- [EXTRACT TO READ]
——————
BOSTON --Julia Thorne, an author and the former wife of U.S. Sen. John Kerry, has died of cancer at a friend's home in Concord. She was 61.

Thorne, who died Thursday, wrote the 1993 book, "You Are Not Alone: Words of Experience and Hope for the Journey through Depression," with Larry Rothstein. She also wrote, "A Change of Heart: Words of Experience and Hope for the Journey through Divorce," published in 1996.

Her first book told her experience with depression, something she suffered from during much of the 1980s. She later founded The Depression Initiative, a nonprofit education foundation.

"She was a phenomenal mother," Vanessa Kerry, of Cambridge, told The Boston Globe. "And she affected many others, too. So many people have come up to me over the years, even on the campaign trail, to say how much of a difference her books made for them."

John Kerry called Thorne "a great friend to a lot of people."

"She was the best mom two daughters could want," he said. "She was completely committed to the kids and their future."
——————
[Collected data entries]

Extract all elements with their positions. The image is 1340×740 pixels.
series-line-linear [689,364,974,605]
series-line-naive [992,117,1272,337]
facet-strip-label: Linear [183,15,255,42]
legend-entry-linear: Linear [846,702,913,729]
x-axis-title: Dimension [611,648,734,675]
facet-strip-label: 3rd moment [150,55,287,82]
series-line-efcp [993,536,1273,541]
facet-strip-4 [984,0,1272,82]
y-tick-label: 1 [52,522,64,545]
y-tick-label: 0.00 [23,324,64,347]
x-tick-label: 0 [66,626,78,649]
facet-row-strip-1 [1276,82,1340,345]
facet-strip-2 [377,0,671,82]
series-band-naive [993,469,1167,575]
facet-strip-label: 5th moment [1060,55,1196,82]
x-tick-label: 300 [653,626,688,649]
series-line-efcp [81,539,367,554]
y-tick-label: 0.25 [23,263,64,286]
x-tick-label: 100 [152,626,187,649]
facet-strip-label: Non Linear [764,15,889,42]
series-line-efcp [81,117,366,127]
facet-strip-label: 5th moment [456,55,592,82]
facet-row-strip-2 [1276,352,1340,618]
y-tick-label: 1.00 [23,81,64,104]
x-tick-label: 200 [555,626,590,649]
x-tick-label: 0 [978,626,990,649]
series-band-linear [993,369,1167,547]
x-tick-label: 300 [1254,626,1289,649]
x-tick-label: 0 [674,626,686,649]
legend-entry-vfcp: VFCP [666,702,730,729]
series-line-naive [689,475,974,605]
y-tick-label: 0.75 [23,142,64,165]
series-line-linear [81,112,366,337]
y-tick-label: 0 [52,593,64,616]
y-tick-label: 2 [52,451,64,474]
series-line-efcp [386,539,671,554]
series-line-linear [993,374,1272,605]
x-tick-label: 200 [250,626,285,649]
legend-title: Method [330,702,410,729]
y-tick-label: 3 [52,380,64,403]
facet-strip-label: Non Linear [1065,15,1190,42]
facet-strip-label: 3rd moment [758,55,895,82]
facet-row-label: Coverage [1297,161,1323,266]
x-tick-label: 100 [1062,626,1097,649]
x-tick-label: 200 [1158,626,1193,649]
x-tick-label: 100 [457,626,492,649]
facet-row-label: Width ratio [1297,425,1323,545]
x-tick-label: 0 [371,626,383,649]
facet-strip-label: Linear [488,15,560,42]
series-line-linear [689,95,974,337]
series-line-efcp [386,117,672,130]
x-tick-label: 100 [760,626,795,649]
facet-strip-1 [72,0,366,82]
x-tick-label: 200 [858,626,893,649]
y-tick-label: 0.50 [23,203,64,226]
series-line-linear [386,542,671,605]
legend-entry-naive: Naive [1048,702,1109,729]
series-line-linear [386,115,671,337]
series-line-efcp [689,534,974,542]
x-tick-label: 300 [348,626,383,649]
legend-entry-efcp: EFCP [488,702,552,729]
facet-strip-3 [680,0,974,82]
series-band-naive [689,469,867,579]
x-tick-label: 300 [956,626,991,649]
——————
- [EXERCISE DIRECTIONS] Continue the news report above on Julia Thorne's death, picking up after its final quoted line.

- [THE ANSWER]
Thorne met Kerry in 1963 at her family's estate on Long Island, when Kerry, a Yale classmate of Thorne's twin brother, came for a visit. Kerry was clearly smitten, Thorne recalled in an interview with the Globe.

"He just kind of stood there and looked," she said. They married in 1970.

The couple had two daughters, Vanessa and Alexandra. They divorced in 1988. Thorne and Kerry remained friendly and she supported his 2004 presidential bid. Thorne married Richard J. Charlesworth in 1997 and they moved to Bozeman, Mont. She was being treated for transitional-cell carcinoma, a former of cancer, in the Boston area.

Thorne never felt comfortable with the demands of being a political wife, said Douglas Brinkley, author of "Tour of Duty: John Kerry and the Vietnam War."

"What she disdained more than anything was politics," Brinkley said. "(Thorne) didn't enjoy the breakfasts, the lunches, the shaking of hands: the upbeat rigamarole of politics. She loathed the back-stabbing of it. She went on her own journey, one based on spirituality and nature."

Among her ancestors were Elias Boudinot IV, who was president of the Continental Congress, and William Bradford, attorney general under George Washington.

She spent much of her childhood in Italy, where her father had been appointed to a diplomatic post. She attended the Foxcroft School in Middleburg, Va., and after graduating, took classes at the New York School of Interior Design and Radcliffe College.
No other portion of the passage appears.